-- START OF DATASET RECORDS --
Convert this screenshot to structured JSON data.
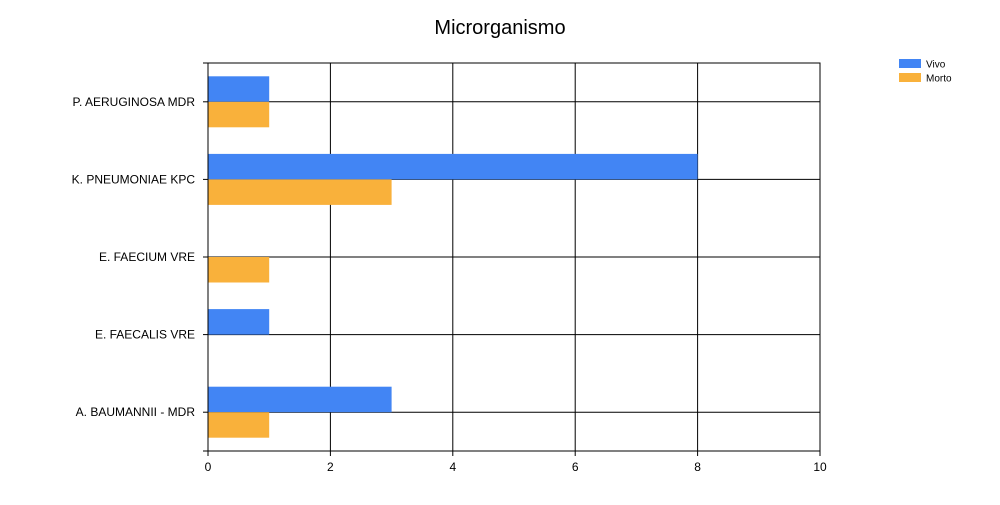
{
  "chart_data": {
    "type": "bar",
    "orientation": "horizontal",
    "title": "Microrganismo",
    "xlabel": "",
    "ylabel": "",
    "categories": [
      "P. AERUGINOSA MDR",
      "K. PNEUMONIAE KPC",
      "E. FAECIUM VRE",
      "E. FAECALIS VRE",
      "A. BAUMANNII - MDR"
    ],
    "series": [
      {
        "name": "Vivo",
        "color": "#4285f4",
        "values": [
          1,
          8,
          0,
          1,
          3
        ]
      },
      {
        "name": "Morto",
        "color": "#f9b13b",
        "values": [
          1,
          3,
          1,
          0,
          1
        ]
      }
    ],
    "xlim": [
      0,
      10
    ],
    "x_ticks": [
      0,
      2,
      4,
      6,
      8,
      10
    ],
    "grid": true,
    "legend": "top-right"
  }
}
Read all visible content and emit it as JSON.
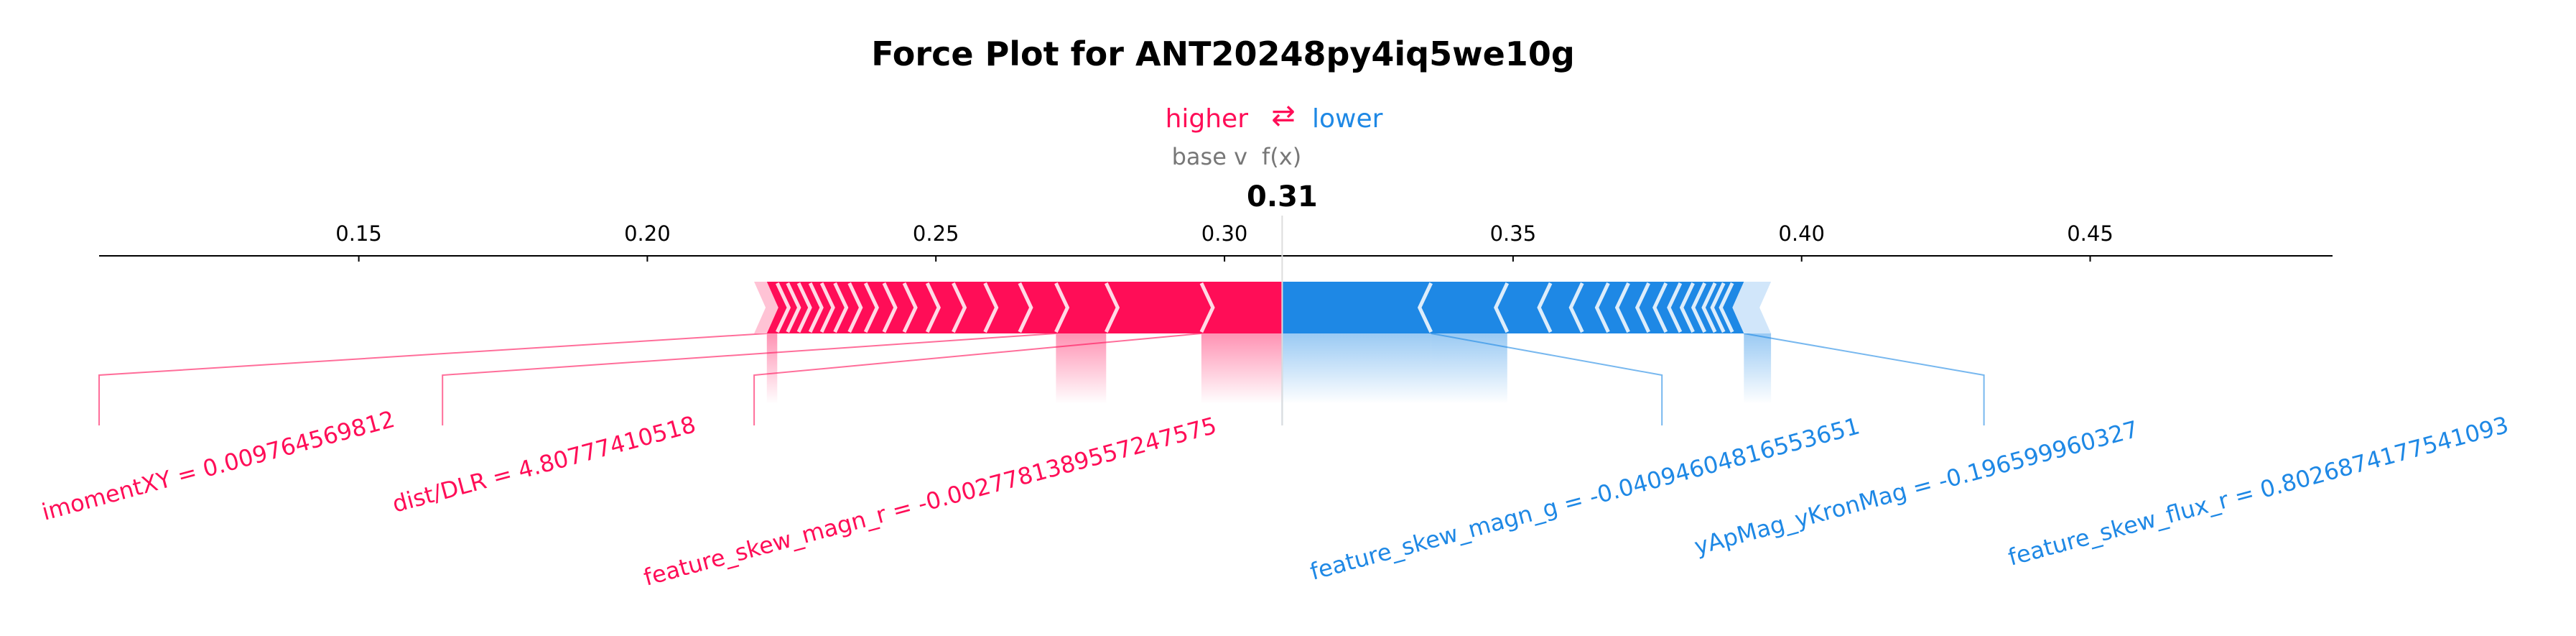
-- END OF DATASET RECORDS --
*JOB*.
Repeat every record above exactly, but leave out any pictures.

*TASK RESPONSE*.
Convert this screenshot to structured JSON data.
{
  "chart_data": {
    "type": "bar",
    "orientation": "horizontal",
    "title": "Microrganismo",
    "xlabel": "",
    "ylabel": "",
    "categories": [
      "P. AERUGINOSA MDR",
      "K. PNEUMONIAE KPC",
      "E. FAECIUM VRE",
      "E. FAECALIS VRE",
      "A. BAUMANNII - MDR"
    ],
    "series": [
      {
        "name": "Vivo",
        "color": "#4285f4",
        "values": [
          1,
          8,
          0,
          1,
          3
        ]
      },
      {
        "name": "Morto",
        "color": "#f9b13b",
        "values": [
          1,
          3,
          1,
          0,
          1
        ]
      }
    ],
    "xlim": [
      0,
      10
    ],
    "x_ticks": [
      0,
      2,
      4,
      6,
      8,
      10
    ],
    "grid": true,
    "legend": "top-right"
  }
}
Read all visible content and emit it as JSON.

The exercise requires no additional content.